BEGIN

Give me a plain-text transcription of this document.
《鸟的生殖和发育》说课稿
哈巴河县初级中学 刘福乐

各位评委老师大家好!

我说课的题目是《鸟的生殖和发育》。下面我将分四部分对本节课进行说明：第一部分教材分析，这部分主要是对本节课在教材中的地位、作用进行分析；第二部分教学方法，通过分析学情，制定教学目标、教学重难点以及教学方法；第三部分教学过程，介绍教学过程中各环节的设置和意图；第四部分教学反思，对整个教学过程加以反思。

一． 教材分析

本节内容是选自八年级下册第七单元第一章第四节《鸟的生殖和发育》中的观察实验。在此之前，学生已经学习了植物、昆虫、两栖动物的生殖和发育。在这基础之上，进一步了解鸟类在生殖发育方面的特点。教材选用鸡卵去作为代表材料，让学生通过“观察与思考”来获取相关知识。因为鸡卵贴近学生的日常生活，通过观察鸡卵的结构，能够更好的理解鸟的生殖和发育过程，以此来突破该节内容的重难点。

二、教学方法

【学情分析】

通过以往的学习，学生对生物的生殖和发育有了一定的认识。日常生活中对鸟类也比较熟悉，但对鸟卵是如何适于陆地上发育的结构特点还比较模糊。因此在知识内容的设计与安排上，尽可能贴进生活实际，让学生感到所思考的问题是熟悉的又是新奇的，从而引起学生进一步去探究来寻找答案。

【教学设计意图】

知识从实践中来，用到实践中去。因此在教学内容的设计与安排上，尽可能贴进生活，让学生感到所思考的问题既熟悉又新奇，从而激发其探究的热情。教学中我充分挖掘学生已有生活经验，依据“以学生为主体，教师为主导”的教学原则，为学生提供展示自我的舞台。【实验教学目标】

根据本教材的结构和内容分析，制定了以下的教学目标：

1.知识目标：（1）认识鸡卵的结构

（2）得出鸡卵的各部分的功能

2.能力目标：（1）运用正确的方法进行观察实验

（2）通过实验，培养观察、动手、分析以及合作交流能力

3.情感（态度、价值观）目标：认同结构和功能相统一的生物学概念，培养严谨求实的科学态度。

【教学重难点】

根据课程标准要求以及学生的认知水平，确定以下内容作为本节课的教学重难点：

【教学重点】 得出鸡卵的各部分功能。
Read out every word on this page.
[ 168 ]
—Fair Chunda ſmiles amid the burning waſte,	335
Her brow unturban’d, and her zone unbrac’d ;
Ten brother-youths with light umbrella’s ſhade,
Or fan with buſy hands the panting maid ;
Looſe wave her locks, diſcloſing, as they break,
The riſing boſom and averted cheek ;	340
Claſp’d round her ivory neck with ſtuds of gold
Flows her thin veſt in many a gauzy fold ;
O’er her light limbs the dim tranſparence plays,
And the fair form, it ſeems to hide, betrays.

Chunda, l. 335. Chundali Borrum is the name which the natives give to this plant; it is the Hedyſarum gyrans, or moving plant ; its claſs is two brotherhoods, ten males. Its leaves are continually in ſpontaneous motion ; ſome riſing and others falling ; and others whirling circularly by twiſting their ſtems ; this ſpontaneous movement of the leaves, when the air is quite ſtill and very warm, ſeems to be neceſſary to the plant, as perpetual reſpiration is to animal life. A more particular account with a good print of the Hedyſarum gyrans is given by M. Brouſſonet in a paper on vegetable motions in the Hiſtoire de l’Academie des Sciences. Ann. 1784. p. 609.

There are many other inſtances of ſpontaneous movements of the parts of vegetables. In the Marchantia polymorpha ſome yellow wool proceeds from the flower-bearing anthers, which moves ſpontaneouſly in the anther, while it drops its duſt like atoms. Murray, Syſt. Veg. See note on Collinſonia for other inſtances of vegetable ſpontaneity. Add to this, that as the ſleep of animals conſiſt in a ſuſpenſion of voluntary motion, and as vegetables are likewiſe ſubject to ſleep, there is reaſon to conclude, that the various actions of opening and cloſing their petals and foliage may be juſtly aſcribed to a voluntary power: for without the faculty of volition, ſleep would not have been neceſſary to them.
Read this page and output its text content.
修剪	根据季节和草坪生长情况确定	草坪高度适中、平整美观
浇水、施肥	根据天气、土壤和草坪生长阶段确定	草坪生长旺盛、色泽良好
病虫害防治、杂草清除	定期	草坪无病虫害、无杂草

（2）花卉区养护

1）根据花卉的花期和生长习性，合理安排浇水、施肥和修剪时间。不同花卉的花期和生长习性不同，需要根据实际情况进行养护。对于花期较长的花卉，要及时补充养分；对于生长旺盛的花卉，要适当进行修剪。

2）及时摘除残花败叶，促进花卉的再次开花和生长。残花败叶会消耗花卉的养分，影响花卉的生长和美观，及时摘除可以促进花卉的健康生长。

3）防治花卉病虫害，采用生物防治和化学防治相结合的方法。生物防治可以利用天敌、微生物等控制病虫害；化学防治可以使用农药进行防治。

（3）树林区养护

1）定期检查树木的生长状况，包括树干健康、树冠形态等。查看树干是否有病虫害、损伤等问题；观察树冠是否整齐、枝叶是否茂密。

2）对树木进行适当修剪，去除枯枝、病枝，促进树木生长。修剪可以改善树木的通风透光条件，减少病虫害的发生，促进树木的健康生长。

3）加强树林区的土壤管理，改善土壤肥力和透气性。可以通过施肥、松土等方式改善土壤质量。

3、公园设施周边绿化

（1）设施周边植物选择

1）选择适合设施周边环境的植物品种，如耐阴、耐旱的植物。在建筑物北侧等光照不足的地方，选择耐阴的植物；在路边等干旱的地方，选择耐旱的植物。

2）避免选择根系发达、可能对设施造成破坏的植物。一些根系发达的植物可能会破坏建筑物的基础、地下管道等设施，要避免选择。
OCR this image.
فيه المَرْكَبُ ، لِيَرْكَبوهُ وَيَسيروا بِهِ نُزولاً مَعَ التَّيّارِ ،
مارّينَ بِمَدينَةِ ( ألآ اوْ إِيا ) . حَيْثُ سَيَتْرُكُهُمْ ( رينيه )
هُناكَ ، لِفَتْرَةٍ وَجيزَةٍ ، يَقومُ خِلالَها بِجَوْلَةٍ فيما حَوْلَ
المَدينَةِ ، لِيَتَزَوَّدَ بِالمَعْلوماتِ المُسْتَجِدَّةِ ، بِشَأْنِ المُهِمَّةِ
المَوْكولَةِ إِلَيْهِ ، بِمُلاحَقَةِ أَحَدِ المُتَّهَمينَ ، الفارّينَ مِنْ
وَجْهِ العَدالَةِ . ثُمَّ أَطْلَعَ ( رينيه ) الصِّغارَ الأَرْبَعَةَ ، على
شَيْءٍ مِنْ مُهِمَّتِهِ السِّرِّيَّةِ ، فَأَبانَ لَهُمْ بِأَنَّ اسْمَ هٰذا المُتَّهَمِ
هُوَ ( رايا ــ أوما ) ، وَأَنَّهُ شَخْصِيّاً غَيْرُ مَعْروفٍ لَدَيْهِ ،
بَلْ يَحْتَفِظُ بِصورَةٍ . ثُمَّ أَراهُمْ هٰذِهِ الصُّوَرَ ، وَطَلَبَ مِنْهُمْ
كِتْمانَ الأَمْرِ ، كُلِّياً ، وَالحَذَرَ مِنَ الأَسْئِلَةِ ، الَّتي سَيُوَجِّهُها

END

GIVEN REQUEST: In the records above, find each line holding "Read" and copy it.

RESULT BELOW:
Read out every word on this page.
Read this page and output its text content.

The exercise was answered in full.